Extracts from a graphics dataset
[BEGIN]

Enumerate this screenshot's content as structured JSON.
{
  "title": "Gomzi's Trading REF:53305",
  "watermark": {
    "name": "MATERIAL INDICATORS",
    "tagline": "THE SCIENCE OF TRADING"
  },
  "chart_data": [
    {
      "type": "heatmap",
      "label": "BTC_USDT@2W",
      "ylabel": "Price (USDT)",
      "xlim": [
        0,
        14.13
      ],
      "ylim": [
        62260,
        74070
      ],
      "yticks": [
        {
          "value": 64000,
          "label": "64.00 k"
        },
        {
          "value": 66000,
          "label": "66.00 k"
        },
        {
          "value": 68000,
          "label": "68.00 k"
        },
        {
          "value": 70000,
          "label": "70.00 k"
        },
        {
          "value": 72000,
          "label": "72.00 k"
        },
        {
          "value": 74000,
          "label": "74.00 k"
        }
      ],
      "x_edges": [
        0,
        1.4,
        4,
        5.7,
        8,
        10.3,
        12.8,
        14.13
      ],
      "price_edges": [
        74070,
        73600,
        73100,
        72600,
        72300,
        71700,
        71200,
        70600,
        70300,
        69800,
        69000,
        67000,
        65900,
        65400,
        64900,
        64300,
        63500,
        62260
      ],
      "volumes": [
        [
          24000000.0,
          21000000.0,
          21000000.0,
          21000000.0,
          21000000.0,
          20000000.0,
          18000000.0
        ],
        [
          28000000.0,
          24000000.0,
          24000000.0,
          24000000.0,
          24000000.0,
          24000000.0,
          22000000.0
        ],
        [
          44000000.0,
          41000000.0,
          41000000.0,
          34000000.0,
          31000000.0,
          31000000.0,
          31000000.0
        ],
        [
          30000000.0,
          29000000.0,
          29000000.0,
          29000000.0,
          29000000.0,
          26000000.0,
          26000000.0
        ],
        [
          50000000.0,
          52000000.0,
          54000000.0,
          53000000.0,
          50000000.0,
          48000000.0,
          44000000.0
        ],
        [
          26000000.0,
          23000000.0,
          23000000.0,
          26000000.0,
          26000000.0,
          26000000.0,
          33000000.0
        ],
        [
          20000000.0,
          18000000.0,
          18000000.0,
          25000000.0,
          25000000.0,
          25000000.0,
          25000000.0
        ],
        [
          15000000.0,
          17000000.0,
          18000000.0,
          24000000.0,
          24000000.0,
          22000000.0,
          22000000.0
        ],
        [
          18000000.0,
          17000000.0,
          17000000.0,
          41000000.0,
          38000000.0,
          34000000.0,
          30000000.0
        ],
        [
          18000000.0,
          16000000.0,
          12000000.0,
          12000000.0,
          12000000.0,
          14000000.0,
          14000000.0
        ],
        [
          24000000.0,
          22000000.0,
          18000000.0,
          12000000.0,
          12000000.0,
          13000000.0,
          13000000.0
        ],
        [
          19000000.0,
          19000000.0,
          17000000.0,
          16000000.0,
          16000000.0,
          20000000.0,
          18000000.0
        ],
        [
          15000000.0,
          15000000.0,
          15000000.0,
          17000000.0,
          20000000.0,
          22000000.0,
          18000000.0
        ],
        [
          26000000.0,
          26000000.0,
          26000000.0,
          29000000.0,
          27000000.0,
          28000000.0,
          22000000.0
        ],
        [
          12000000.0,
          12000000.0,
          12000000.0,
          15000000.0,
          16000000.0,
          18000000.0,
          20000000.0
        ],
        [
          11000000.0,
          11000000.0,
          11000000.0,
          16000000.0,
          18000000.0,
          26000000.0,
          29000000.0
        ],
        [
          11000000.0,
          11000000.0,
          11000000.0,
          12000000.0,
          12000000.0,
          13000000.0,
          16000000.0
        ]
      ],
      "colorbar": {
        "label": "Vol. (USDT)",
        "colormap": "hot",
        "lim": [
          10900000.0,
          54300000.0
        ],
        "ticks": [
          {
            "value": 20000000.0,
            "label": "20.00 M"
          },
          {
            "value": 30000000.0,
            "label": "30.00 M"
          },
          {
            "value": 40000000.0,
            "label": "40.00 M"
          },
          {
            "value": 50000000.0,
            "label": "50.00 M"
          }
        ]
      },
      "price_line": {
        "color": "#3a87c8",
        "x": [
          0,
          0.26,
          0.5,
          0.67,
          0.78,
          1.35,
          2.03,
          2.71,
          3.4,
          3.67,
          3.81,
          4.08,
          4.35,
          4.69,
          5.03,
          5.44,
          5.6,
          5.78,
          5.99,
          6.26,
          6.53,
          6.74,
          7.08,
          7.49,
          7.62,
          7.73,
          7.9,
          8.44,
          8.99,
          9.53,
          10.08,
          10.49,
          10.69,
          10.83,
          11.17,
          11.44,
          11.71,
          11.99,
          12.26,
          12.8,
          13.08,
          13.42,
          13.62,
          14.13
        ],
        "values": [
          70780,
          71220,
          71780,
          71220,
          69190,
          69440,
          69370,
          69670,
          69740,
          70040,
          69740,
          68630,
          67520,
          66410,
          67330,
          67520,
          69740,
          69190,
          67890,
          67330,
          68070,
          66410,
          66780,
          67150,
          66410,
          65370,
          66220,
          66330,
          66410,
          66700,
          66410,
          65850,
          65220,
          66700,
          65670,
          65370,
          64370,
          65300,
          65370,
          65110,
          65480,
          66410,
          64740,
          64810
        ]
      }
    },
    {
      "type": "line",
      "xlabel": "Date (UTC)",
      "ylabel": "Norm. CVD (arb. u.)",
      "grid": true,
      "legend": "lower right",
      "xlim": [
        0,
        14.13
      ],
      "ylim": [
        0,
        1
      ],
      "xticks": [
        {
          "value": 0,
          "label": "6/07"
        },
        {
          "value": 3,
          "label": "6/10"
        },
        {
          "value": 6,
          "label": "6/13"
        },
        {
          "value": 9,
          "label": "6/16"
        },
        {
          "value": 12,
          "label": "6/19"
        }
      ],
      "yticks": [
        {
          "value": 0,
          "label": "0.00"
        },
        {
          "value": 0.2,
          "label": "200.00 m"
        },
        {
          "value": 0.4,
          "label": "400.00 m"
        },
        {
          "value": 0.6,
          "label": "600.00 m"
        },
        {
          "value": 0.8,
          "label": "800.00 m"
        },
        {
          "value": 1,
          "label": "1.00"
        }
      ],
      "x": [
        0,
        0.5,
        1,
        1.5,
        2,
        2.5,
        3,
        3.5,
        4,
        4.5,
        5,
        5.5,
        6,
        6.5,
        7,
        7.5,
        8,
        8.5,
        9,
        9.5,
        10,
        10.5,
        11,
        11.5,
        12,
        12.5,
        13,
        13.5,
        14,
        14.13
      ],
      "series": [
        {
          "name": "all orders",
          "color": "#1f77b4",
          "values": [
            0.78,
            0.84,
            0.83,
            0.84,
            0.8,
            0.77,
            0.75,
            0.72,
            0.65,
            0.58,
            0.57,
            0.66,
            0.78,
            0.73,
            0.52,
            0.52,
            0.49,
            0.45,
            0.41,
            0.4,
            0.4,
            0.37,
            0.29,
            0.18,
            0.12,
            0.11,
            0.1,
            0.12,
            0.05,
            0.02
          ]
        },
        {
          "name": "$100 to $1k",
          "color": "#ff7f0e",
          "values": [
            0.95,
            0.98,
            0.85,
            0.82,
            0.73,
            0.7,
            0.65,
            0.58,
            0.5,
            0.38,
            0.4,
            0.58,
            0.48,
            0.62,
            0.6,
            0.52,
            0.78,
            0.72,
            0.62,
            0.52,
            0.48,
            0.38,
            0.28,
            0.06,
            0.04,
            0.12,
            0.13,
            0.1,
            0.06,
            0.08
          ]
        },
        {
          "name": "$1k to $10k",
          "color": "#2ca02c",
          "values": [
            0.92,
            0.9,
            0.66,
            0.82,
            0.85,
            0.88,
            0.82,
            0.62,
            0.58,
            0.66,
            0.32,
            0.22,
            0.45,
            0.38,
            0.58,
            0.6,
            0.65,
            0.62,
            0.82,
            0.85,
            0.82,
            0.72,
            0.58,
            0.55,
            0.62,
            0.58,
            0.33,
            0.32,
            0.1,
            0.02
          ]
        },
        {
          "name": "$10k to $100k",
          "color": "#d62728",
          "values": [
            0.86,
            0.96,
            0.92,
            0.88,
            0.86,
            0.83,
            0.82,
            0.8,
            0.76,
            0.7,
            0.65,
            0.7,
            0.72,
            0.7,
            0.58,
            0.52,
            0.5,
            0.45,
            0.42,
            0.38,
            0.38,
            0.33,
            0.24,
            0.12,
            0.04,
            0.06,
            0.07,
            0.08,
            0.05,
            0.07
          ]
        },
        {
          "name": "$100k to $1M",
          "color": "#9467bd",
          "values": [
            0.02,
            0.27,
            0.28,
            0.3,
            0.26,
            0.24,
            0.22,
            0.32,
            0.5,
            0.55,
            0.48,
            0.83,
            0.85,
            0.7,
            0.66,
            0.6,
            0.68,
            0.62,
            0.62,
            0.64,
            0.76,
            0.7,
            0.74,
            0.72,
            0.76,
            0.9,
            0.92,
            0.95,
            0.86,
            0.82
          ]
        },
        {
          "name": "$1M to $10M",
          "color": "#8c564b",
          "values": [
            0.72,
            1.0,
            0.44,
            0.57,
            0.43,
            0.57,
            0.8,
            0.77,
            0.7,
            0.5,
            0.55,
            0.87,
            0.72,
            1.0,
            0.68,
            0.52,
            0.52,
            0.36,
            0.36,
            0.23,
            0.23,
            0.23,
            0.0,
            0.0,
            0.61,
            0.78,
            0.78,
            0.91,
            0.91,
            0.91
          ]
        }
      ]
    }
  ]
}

[END]

■ EXERCISE OBJECTIVE
Look through the data above. Find each line with the string "name" and copy it.

■ RESULT OF THE TASK
    "name": "MATERIAL INDICATORS",
          "name": "all orders",
          "name": "$100 to $1k",
          "name": "$1k to $10k",
          "name": "$10k to $100k",
          "name": "$100k to $1M",
          "name": "$1M to $10M",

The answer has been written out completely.